→ DIRECTIVE
Verbatim output of all the material below is required.

Figure contents as structured data:
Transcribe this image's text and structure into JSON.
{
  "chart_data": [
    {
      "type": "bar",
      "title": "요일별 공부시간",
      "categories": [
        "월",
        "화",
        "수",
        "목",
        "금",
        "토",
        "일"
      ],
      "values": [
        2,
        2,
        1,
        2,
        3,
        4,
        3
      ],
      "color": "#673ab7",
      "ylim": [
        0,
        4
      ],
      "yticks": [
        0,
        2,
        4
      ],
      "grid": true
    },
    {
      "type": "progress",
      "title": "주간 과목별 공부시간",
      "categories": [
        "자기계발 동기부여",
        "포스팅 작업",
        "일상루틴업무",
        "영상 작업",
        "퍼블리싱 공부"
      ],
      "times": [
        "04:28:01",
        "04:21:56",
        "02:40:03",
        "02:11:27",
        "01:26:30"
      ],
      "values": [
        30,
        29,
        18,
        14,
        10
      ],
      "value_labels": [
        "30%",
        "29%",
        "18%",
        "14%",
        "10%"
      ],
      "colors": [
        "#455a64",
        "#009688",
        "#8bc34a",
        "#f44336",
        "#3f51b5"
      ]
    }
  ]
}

→ WRITTEN ANSWER
Transcribe this image's text and structure into JSON.
{
  "chart_data": [
    {
      "type": "bar",
      "title": "요일별 공부시간",
      "categories": [
        "월",
        "화",
        "수",
        "목",
        "금",
        "토",
        "일"
      ],
      "values": [
        2,
        2,
        1,
        2,
        3,
        4,
        3
      ],
      "color": "#673ab7",
      "ylim": [
        0,
        4
      ],
      "yticks": [
        0,
        2,
        4
      ],
      "grid": true
    },
    {
      "type": "progress",
      "title": "주간 과목별 공부시간",
      "categories": [
        "자기계발 동기부여",
        "포스팅 작업",
        "일상루틴업무",
        "영상 작업",
        "퍼블리싱 공부"
      ],
      "times": [
        "04:28:01",
        "04:21:56",
        "02:40:03",
        "02:11:27",
        "01:26:30"
      ],
      "values": [
        30,
        29,
        18,
        14,
        10
      ],
      "value_labels": [
        "30%",
        "29%",
        "18%",
        "14%",
        "10%"
      ],
      "colors": [
        "#455a64",
        "#009688",
        "#8bc34a",
        "#f44336",
        "#3f51b5"
      ]
    }
  ]
}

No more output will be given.